→ TO DO
Give the data a second time, exactly and in full.

══ DATA IN THIS EXERCISE

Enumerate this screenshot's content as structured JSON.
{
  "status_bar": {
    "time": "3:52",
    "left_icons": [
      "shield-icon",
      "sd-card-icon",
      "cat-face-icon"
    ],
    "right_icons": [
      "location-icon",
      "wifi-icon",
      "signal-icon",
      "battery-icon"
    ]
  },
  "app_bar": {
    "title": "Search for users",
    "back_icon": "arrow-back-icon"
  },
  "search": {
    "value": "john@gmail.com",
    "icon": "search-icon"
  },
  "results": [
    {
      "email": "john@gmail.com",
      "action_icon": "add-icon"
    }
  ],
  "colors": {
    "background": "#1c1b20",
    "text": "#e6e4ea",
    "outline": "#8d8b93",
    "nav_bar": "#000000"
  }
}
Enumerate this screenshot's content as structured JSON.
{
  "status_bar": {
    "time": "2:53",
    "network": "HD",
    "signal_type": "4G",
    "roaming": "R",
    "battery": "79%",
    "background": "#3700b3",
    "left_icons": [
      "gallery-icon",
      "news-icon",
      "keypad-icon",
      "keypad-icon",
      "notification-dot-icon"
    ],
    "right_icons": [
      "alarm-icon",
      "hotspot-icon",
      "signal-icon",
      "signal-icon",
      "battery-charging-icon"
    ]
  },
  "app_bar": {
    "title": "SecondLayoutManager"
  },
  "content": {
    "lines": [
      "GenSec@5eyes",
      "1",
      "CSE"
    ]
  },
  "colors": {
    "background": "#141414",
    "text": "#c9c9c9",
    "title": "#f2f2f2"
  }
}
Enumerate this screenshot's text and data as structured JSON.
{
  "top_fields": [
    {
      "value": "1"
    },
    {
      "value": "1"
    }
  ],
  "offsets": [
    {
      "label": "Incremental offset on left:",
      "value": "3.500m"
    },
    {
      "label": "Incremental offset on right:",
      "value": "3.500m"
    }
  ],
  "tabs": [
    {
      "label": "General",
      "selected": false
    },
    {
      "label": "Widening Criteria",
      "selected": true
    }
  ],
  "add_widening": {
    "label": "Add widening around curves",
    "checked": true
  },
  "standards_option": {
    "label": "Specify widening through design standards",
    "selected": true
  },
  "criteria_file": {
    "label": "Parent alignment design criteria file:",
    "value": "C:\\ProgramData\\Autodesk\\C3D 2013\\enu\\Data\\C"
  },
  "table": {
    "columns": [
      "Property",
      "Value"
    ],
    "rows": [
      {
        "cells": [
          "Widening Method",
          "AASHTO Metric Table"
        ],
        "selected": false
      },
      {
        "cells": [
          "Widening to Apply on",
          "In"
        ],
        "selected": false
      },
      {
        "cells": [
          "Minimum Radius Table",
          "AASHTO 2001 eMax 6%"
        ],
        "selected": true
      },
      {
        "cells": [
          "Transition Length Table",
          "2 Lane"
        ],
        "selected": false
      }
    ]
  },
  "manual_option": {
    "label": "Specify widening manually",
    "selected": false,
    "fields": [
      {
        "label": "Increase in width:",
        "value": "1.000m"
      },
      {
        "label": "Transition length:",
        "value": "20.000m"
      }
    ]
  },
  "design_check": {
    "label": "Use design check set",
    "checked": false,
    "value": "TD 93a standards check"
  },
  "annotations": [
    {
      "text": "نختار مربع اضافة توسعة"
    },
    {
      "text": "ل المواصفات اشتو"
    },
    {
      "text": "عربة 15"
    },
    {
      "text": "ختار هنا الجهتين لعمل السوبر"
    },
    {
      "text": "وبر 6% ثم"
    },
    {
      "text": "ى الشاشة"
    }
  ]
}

════

→ FINAL RESULT
Enumerate this screenshot's content as structured JSON.
{
  "status_bar": {
    "time": "3:52",
    "left_icons": [
      "shield-icon",
      "sd-card-icon",
      "cat-face-icon"
    ],
    "right_icons": [
      "location-icon",
      "wifi-icon",
      "signal-icon",
      "battery-icon"
    ]
  },
  "app_bar": {
    "title": "Search for users",
    "back_icon": "arrow-back-icon"
  },
  "search": {
    "value": "john@gmail.com",
    "icon": "search-icon"
  },
  "results": [
    {
      "email": "john@gmail.com",
      "action_icon": "add-icon"
    }
  ],
  "colors": {
    "background": "#1c1b20",
    "text": "#e6e4ea",
    "outline": "#8d8b93",
    "nav_bar": "#000000"
  }
}
Enumerate this screenshot's content as structured JSON.
{
  "status_bar": {
    "time": "2:53",
    "network": "HD",
    "signal_type": "4G",
    "roaming": "R",
    "battery": "79%",
    "background": "#3700b3",
    "left_icons": [
      "gallery-icon",
      "news-icon",
      "keypad-icon",
      "keypad-icon",
      "notification-dot-icon"
    ],
    "right_icons": [
      "alarm-icon",
      "hotspot-icon",
      "signal-icon",
      "signal-icon",
      "battery-charging-icon"
    ]
  },
  "app_bar": {
    "title": "SecondLayoutManager"
  },
  "content": {
    "lines": [
      "GenSec@5eyes",
      "1",
      "CSE"
    ]
  },
  "colors": {
    "background": "#141414",
    "text": "#c9c9c9",
    "title": "#f2f2f2"
  }
}
Enumerate this screenshot's text and data as structured JSON.
{
  "top_fields": [
    {
      "value": "1"
    },
    {
      "value": "1"
    }
  ],
  "offsets": [
    {
      "label": "Incremental offset on left:",
      "value": "3.500m"
    },
    {
      "label": "Incremental offset on right:",
      "value": "3.500m"
    }
  ],
  "tabs": [
    {
      "label": "General",
      "selected": false
    },
    {
      "label": "Widening Criteria",
      "selected": true
    }
  ],
  "add_widening": {
    "label": "Add widening around curves",
    "checked": true
  },
  "standards_option": {
    "label": "Specify widening through design standards",
    "selected": true
  },
  "criteria_file": {
    "label": "Parent alignment design criteria file:",
    "value": "C:\\ProgramData\\Autodesk\\C3D 2013\\enu\\Data\\C"
  },
  "table": {
    "columns": [
      "Property",
      "Value"
    ],
    "rows": [
      {
        "cells": [
          "Widening Method",
          "AASHTO Metric Table"
        ],
        "selected": false
      },
      {
        "cells": [
          "Widening to Apply on",
          "In"
        ],
        "selected": false
      },
      {
        "cells": [
          "Minimum Radius Table",
          "AASHTO 2001 eMax 6%"
        ],
        "selected": true
      },
      {
        "cells": [
          "Transition Length Table",
          "2 Lane"
        ],
        "selected": false
      }
    ]
  },
  "manual_option": {
    "label": "Specify widening manually",
    "selected": false,
    "fields": [
      {
        "label": "Increase in width:",
        "value": "1.000m"
      },
      {
        "label": "Transition length:",
        "value": "20.000m"
      }
    ]
  },
  "design_check": {
    "label": "Use design check set",
    "checked": false,
    "value": "TD 93a standards check"
  },
  "annotations": [
    {
      "text": "نختار مربع اضافة توسعة"
    },
    {
      "text": "ل المواصفات اشتو"
    },
    {
      "text": "عربة 15"
    },
    {
      "text": "ختار هنا الجهتين لعمل السوبر"
    },
    {
      "text": "وبر 6% ثم"
    },
    {
      "text": "ى الشاشة"
    }
  ]
}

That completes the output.